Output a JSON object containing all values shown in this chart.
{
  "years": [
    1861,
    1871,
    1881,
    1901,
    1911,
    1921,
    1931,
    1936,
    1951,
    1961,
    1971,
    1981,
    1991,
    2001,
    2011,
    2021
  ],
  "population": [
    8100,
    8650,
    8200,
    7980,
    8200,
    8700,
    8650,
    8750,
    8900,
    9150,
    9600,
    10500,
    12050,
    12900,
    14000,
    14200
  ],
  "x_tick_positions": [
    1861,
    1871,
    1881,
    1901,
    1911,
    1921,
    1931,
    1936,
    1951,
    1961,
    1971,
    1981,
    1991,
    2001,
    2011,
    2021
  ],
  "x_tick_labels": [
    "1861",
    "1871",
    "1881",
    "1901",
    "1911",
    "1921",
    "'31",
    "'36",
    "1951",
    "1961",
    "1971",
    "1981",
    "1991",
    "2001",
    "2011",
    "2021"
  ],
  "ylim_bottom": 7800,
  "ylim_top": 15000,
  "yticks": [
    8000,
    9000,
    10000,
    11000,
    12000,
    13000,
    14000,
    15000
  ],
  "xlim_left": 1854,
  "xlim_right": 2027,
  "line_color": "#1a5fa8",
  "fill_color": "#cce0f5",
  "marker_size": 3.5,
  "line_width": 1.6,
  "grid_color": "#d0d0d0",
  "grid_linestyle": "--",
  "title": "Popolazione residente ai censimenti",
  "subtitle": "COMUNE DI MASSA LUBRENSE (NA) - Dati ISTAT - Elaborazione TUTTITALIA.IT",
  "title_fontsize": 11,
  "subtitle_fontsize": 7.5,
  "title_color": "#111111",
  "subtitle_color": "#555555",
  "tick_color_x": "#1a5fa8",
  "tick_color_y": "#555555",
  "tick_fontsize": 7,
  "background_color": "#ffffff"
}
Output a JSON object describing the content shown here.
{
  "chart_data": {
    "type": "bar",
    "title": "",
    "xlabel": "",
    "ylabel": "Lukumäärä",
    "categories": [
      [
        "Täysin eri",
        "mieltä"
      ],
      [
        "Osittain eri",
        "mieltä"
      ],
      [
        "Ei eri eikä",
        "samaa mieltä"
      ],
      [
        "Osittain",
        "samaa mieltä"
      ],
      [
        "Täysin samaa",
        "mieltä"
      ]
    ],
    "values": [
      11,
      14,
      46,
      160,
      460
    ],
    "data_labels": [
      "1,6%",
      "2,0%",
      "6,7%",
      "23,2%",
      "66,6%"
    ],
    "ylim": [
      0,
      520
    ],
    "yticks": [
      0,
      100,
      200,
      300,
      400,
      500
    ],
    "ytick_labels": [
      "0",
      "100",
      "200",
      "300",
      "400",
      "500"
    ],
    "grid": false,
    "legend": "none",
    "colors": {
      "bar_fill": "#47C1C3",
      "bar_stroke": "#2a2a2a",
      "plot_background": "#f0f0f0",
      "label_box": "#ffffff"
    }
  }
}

────────

Request> Reproduce all the records precisely.

Worked solution>
Output a JSON object containing all values shown in this chart.
{
  "years": [
    1861,
    1871,
    1881,
    1901,
    1911,
    1921,
    1931,
    1936,
    1951,
    1961,
    1971,
    1981,
    1991,
    2001,
    2011,
    2021
  ],
  "population": [
    8100,
    8650,
    8200,
    7980,
    8200,
    8700,
    8650,
    8750,
    8900,
    9150,
    9600,
    10500,
    12050,
    12900,
    14000,
    14200
  ],
  "x_tick_positions": [
    1861,
    1871,
    1881,
    1901,
    1911,
    1921,
    1931,
    1936,
    1951,
    1961,
    1971,
    1981,
    1991,
    2001,
    2011,
    2021
  ],
  "x_tick_labels": [
    "1861",
    "1871",
    "1881",
    "1901",
    "1911",
    "1921",
    "'31",
    "'36",
    "1951",
    "1961",
    "1971",
    "1981",
    "1991",
    "2001",
    "2011",
    "2021"
  ],
  "ylim_bottom": 7800,
  "ylim_top": 15000,
  "yticks": [
    8000,
    9000,
    10000,
    11000,
    12000,
    13000,
    14000,
    15000
  ],
  "xlim_left": 1854,
  "xlim_right": 2027,
  "line_color": "#1a5fa8",
  "fill_color": "#cce0f5",
  "marker_size": 3.5,
  "line_width": 1.6,
  "grid_color": "#d0d0d0",
  "grid_linestyle": "--",
  "title": "Popolazione residente ai censimenti",
  "subtitle": "COMUNE DI MASSA LUBRENSE (NA) - Dati ISTAT - Elaborazione TUTTITALIA.IT",
  "title_fontsize": 11,
  "subtitle_fontsize": 7.5,
  "title_color": "#111111",
  "subtitle_color": "#555555",
  "tick_color_x": "#1a5fa8",
  "tick_color_y": "#555555",
  "tick_fontsize": 7,
  "background_color": "#ffffff"
}
Output a JSON object describing the content shown here.
{
  "chart_data": {
    "type": "bar",
    "title": "",
    "xlabel": "",
    "ylabel": "Lukumäärä",
    "categories": [
      [
        "Täysin eri",
        "mieltä"
      ],
      [
        "Osittain eri",
        "mieltä"
      ],
      [
        "Ei eri eikä",
        "samaa mieltä"
      ],
      [
        "Osittain",
        "samaa mieltä"
      ],
      [
        "Täysin samaa",
        "mieltä"
      ]
    ],
    "values": [
      11,
      14,
      46,
      160,
      460
    ],
    "data_labels": [
      "1,6%",
      "2,0%",
      "6,7%",
      "23,2%",
      "66,6%"
    ],
    "ylim": [
      0,
      520
    ],
    "yticks": [
      0,
      100,
      200,
      300,
      400,
      500
    ],
    "ytick_labels": [
      "0",
      "100",
      "200",
      "300",
      "400",
      "500"
    ],
    "grid": false,
    "legend": "none",
    "colors": {
      "bar_fill": "#47C1C3",
      "bar_stroke": "#2a2a2a",
      "plot_background": "#f0f0f0",
      "label_box": "#ffffff"
    }
  }
}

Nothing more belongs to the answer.